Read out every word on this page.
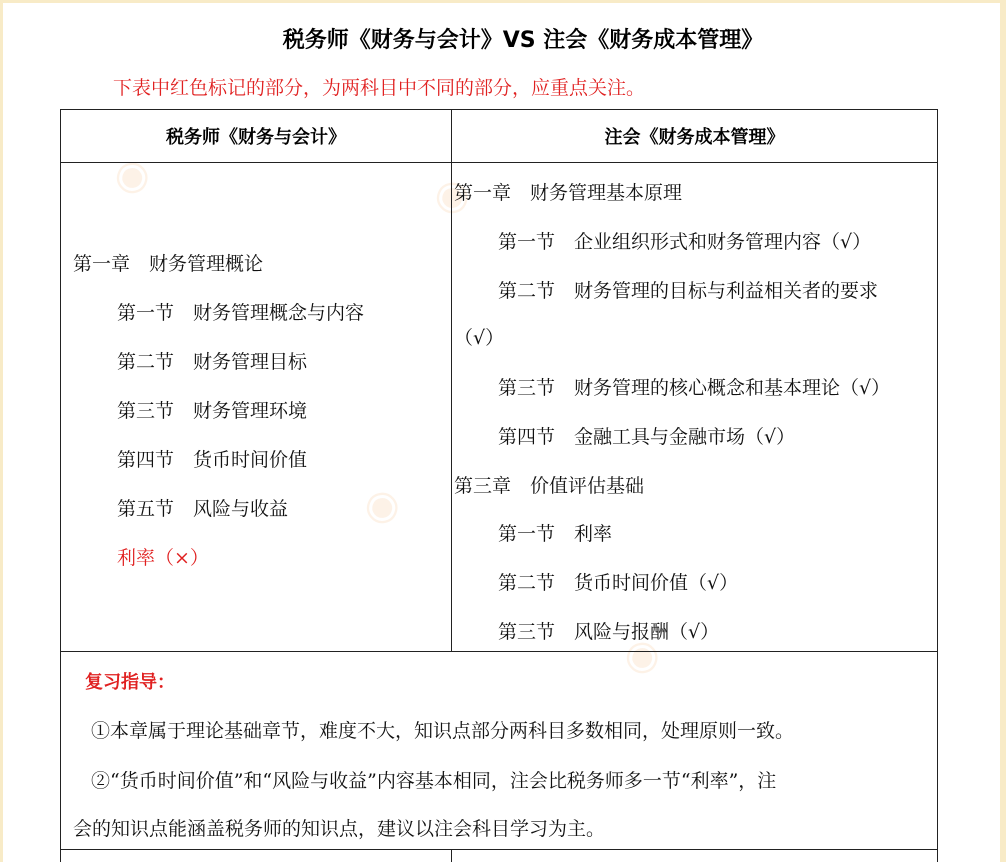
◉	◉
◉
◉
税务师《财务与会计》VS 注会《财务成本管理》
下表中红色标记的部分，为两科目中不同的部分，应重点关注。
税务师《财务与会计》	注会《财务成本管理》
第一章　财务管理概论
第一节　财务管理概念与内容
第二节　财务管理目标
第三节　财务管理环境
第四节　货币时间价值
第五节　风险与收益
利率（×）
第一章　财务管理基本原理
第一节　企业组织形式和财务管理内容（√）
第二节　财务管理的目标与利益相关者的要求
（√）
第三节　财务管理的核心概念和基本理论（√）
第四节　金融工具与金融市场（√）
第三章　价值评估基础
第一节　利率
第二节　货币时间价值（√）
第三节　风险与报酬（√）
复习指导：
①本章属于理论基础章节，难度不大，知识点部分两科目多数相同，处理原则一致。
②“货币时间价值”和“风险与收益”内容基本相同，注会比税务师多一节“利率”，注
会的知识点能涵盖税务师的知识点，建议以注会科目学习为主。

_ _ _ _ _ _ _

» Task to complete
Search the data for the string "货币时间价值". List each line that has it.

» Result
第四节　货币时间价值
第二节　货币时间价值（√）
②“货币时间价值”和“风险与收益”内容基本相同，注会比税务师多一节“利率”，注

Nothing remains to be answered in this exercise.